Configuring CPU and memory requests for the log store

Each component specification allows for adjustments to both the CPU and memory requests. You should not have to manually adjust these values as the Elasticsearch Operator sets values sufficient for your environment.

In large-scale clusters, the default memory limit for the Elasticsearch proxy container might not be sufficient, causing the proxy container to be OOMKilled. If you experience this issue, increase the memory requests and limits for the Elasticsearch proxy.

Each Elasticsearch node can operate with a lower memory setting though this is not recommended for production deployments. For production use, you should have no less than the default 16Gi allocated to each pod. Preferably you should allocate as much as possible, up to 64Gi per pod.

Prerequisites

  • Cluster logging and Elasticsearch must be installed.

Procedure

  1. Edit the ClusterLogging custom resource (CR) in the openshift-logging project:

    1. $ oc edit ClusterLogging instance
    1. apiVersion: "logging.openshift.io/v1"
    2. kind: "ClusterLogging"
    3. metadata:
    4.   name: "instance"
    5. ....
    6. spec:
    7.     logStore:
    8.       type: "elasticsearch"
    9.       elasticsearch:
    10.         resources: (1)
    11.           limits:
    12.             memory: "16Gi"
    13.           requests:
    14.             cpu: "1"
    15.             memory: "16Gi"
    16.         proxy: (2)
    17.           resources:
    18.             limits:
    19.               memory: 100Mi
    20.             requests:
    21.               memory: 100Mi
    1Specify the CPU and memory requests for Elasticsearch as needed. If you leave these values blank, the OpenShift Elasticsearch Operator sets default values that should be sufficient for most deployments. The default values are 16Gi for the memory request and 1 for the CPU request.
    2Specify the CPU and memory requests for the Elasticsearch proxy as needed. If you leave these values blank, the OpenShift Elasticsearch Operator sets default values that should be sufficient for most deployments. The default values are 256Mi for the memory request and 100m for the CPU request.

Tasks and exercises:
(A) Answer these from the log store passage:
(i) Up to how much memory per pod does it say you should preferably allocate?
(ii) What prerequisite does it list?
(iii) What is the default CPU request for the Elasticsearch proxy?
(B) Using the log store passage, explain why you might need to increase the memory requests and limits for the Elasticsearch proxy.
(C) Write the next part of the log store passage, picking up after its final sentence.

[Visual layout annotation data]
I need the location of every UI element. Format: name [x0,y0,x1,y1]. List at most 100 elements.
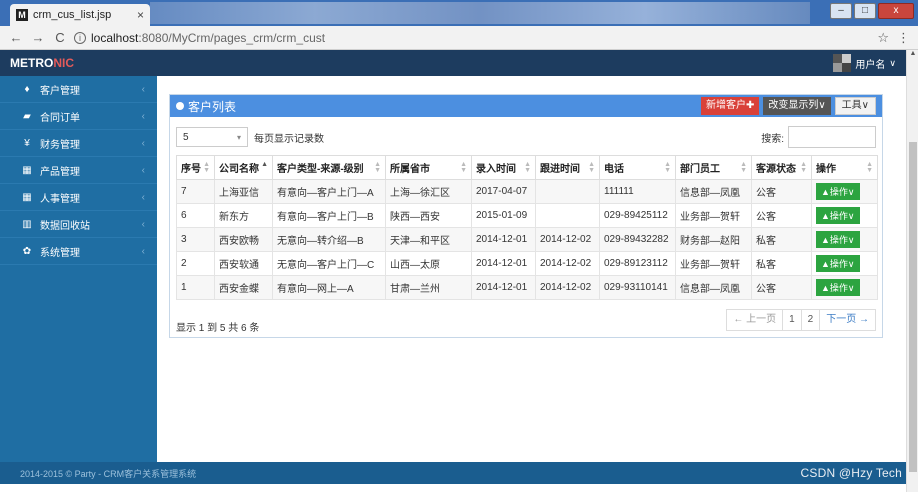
cell-department: 业务部—贺轩 [675,203,752,228]
cell-type: 无意向—转介绍—B [272,227,386,252]
cell-company: 西安欧畅 [214,227,273,252]
minimize-button[interactable]: – [830,3,852,19]
table-row[interactable]: 1 西安金蝶 有意向—网上—A 甘肃—兰州 2014-12-01 2014-12… [176,275,878,300]
logo-accent: NIC [53,56,75,70]
back-icon[interactable]: ← [8,30,24,45]
browser-tab[interactable]: M crm_cus_list.jsp × [10,4,150,26]
logo[interactable]: METRONIC [10,56,74,70]
window-controls: – □ x [830,3,914,19]
table-toolbar: 5 ▾ 每页显示记录数 搜索: [170,123,882,151]
avatar [833,54,852,72]
scroll-up-icon[interactable]: ▲ [907,50,918,57]
reload-icon[interactable]: C [52,30,68,45]
column-header-department[interactable]: 部门员工 ▲ ▼ [675,155,752,180]
cell-company: 西安软通 [214,251,273,276]
sidebar-item-recycle[interactable]: ▥ 数据回收站 ‹ [0,211,157,238]
cell-type: 无意向—客户上门—C [272,251,386,276]
sidebar-item-hr[interactable]: ▦ 人事管理 ‹ [0,184,157,211]
cell-department: 信息部—凤凰 [675,275,752,300]
cell-type: 有意向—网上—A [272,275,386,300]
column-header-entry-date[interactable]: 录入时间 ▲ ▼ [471,155,536,180]
row-action-button[interactable]: ▲操作∨ [816,279,860,296]
page-1-button[interactable]: 1 [782,309,802,331]
column-header-province[interactable]: 所属省市 ▲ ▼ [385,155,472,180]
sidebar-item-label: 财务管理 [40,139,80,151]
tools-button[interactable]: 工具∨ [834,97,876,115]
favicon-icon: M [16,9,28,21]
close-window-button[interactable]: x [878,3,914,19]
maximize-button[interactable]: □ [854,3,876,19]
cell-phone: 029-93110141 [599,275,676,300]
browser-menu-icon[interactable]: ⋮ [897,30,910,46]
portlet-title: 客户列表 [176,98,236,115]
column-header-phone[interactable]: 电话 ▲ ▼ [599,155,676,180]
main-content: 客户列表 新增客户✚ 改变显示列∨ 工具∨ 5 ▾ 每页显示记录数 搜索: 序号… [157,76,906,462]
next-page-button[interactable]: 下一页 → [819,309,876,331]
table-row[interactable]: 3 西安欧畅 无意向—转介绍—B 天津—和平区 2014-12-01 2014-… [176,227,878,252]
row-action-button[interactable]: ▲操作∨ [816,183,860,200]
column-header-actions[interactable]: 操作 ▲ ▼ [811,155,878,180]
url-field[interactable]: i localhost :8080/MyCrm/pages_crm/crm_cu… [74,31,869,45]
table-header-row: 序号 ▲ ▼ 公司名称 ▲ 客户类型-来源-级别 ▲ ▼ 所属省市 ▲ ▼ 录入时间 ▲ ▼ 跟进… [176,155,878,180]
table-row[interactable]: 7 上海亚信 有意向—客户上门—A 上海—徐汇区 2017-04-07 1111… [176,179,878,204]
page-2-button[interactable]: 2 [800,309,821,331]
cell-company: 新东方 [214,203,273,228]
page-size-select[interactable]: 5 ▾ [176,127,248,147]
cell-province: 陕西—西安 [385,203,472,228]
column-header-company[interactable]: 公司名称 ▲ [214,155,273,180]
info-icon[interactable]: i [74,31,86,44]
column-header-status[interactable]: 客源状态 ▲ ▼ [751,155,812,180]
customer-list-portlet: 客户列表 新增客户✚ 改变显示列∨ 工具∨ 5 ▾ 每页显示记录数 搜索: 序号… [169,94,883,338]
cell-entry-date: 2014-12-01 [471,227,536,252]
row-action-button[interactable]: ▲操作∨ [816,255,860,272]
chevron-left-icon: ‹ [141,245,145,257]
cell-follow-date [535,179,600,204]
close-tab-icon[interactable]: × [137,8,144,22]
cell-status: 公客 [751,203,812,228]
cell-id: 7 [176,179,215,204]
cell-department: 业务部—贺轩 [675,251,752,276]
user-menu[interactable]: 用户名 ∨ [833,54,896,72]
change-columns-button[interactable]: 改变显示列∨ [763,97,831,115]
column-header-follow-date[interactable]: 跟进时间 ▲ ▼ [535,155,600,180]
cell-status: 私客 [751,251,812,276]
row-action-button[interactable]: ▲操作∨ [816,207,860,224]
table-info: 显示 1 到 5 共 6 条 [176,323,260,334]
chevron-left-icon: ‹ [141,191,145,203]
sidebar-item-contracts[interactable]: ▰ 合同订单 ‹ [0,103,157,130]
cell-follow-date: 2014-12-02 [535,251,600,276]
bookmark-star-icon[interactable]: ☆ [877,30,889,46]
url-path: :8080/MyCrm/pages_crm/crm_cust [138,30,326,45]
cell-status: 公客 [751,275,812,300]
page-scrollbar[interactable]: ▲ [906,50,918,492]
table-row[interactable]: 6 新东方 有意向—客户上门—B 陕西—西安 2015-01-09 029-89… [176,203,878,228]
sidebar: ♦ 客户管理 ‹ ▰ 合同订单 ‹ ¥ 财务管理 ‹ ▦ 产品管理 ‹ ▦ 人事… [0,76,157,462]
row-action-button[interactable]: ▲操作∨ [816,231,860,248]
username: 用户名 [855,59,886,71]
column-header-type[interactable]: 客户类型-来源-级别 ▲ ▼ [272,155,386,180]
logo-main: METRO [10,56,54,70]
cell-department: 信息部—凤凰 [675,179,752,204]
column-header-id[interactable]: 序号 ▲ ▼ [176,155,215,180]
url-host: localhost [91,30,139,45]
sidebar-item-customers[interactable]: ♦ 客户管理 ‹ [0,76,157,103]
sidebar-item-label: 系统管理 [40,247,80,259]
forward-icon[interactable]: → [30,30,46,45]
cell-id: 1 [176,275,215,300]
cell-status: 私客 [751,227,812,252]
prev-page-button[interactable]: ← 上一页 [726,309,784,331]
table-row[interactable]: 2 西安软通 无意向—客户上门—C 山西—太原 2014-12-01 2014-… [176,251,878,276]
cell-id: 2 [176,251,215,276]
sidebar-item-system[interactable]: ✿ 系统管理 ‹ [0,238,157,265]
sidebar-item-products[interactable]: ▦ 产品管理 ‹ [0,157,157,184]
blurred-tabs [150,2,810,24]
cell-status: 公客 [751,179,812,204]
search-input[interactable] [788,126,876,148]
sidebar-item-finance[interactable]: ¥ 财务管理 ‹ [0,130,157,157]
cell-phone: 029-89123112 [599,251,676,276]
cell-province: 上海—徐汇区 [385,179,472,204]
portlet-header: 客户列表 新增客户✚ 改变显示列∨ 工具∨ [170,95,882,117]
cell-actions: ▲操作∨ [811,275,878,300]
add-customer-button[interactable]: 新增客户✚ [700,97,760,115]
scrollbar-thumb[interactable] [909,142,917,472]
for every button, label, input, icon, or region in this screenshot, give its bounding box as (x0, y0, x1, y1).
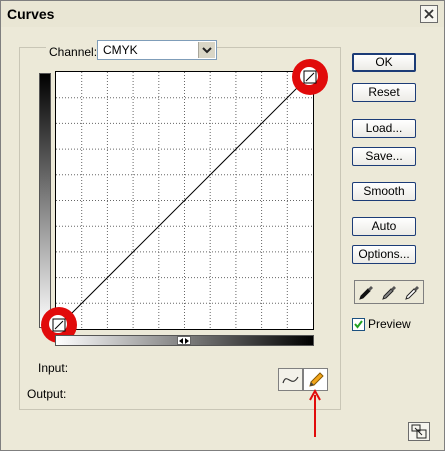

In response:
(A)
(i) Up to 64Gi per pod.
(ii) Cluster logging and Elasticsearch must be installed.
(iii) 100m.

(B) In large-scale clusters, the default memory limit for the Elasticsearch proxy container might not be enough. The proxy container can then be OOMKilled, so the passage says to raise the proxy's memory requests and limits if that happens.

(C)
If you adjust the amount of Elasticsearch memory, you must change both the request value and the limit value.

For example:

  1.       resources:
  2.         limits:
  3.           memory: "32Gi"
  4.         requests:
  5.           cpu: "8"
  6.           memory: "32Gi"

Kubernetes generally adheres the node configuration and does not allow Elasticsearch to use the specified limits. Setting the same value for the requests and limits ensures that Elasticsearch can use the memory you want, assuming the node has the memory available.

Configuring replication policy for the log store

You can define how Elasticsearch shards are replicated across data nodes in the cluster.

Prerequisites

  • Cluster logging and Elasticsearch must be installed.

Procedure

  1. Edit the ClusterLogging custom resource (CR) in the openshift-logging project:

    1. $ oc edit clusterlogging instance
    1. apiVersion: "logging.openshift.io/v1"
    2. kind: "ClusterLogging"
    3. metadata:
    4.   name: "instance"
    6. ....
    8. spec:
    9.   logStore:
    10.     type: "elasticsearch"
    11.     elasticsearch:
    12.       redundancyPolicy: "SingleRedundancy" (1)
    1Specify a redundancy policy for the shards. The change is applied upon saving the changes.

    • FullRedundancy. Elasticsearch fully replicates the primary shards for each index to every data node. This provides the highest safety, but at the cost of the highest amount of disk required and the poorest performance.

    • MultipleRedundancy. Elasticsearch fully replicates the primary shards for each index to half of the data nodes. This provides a good tradeoff between safety and performance.

    • SingleRedundancy. Elasticsearch makes one copy of the primary shards for each index. Logs are always available and recoverable as long as at least two data nodes exist. Better performance than MultipleRedundancy, when using 5 or more nodes. You cannot apply this policy on deployments of single Elasticsearch node.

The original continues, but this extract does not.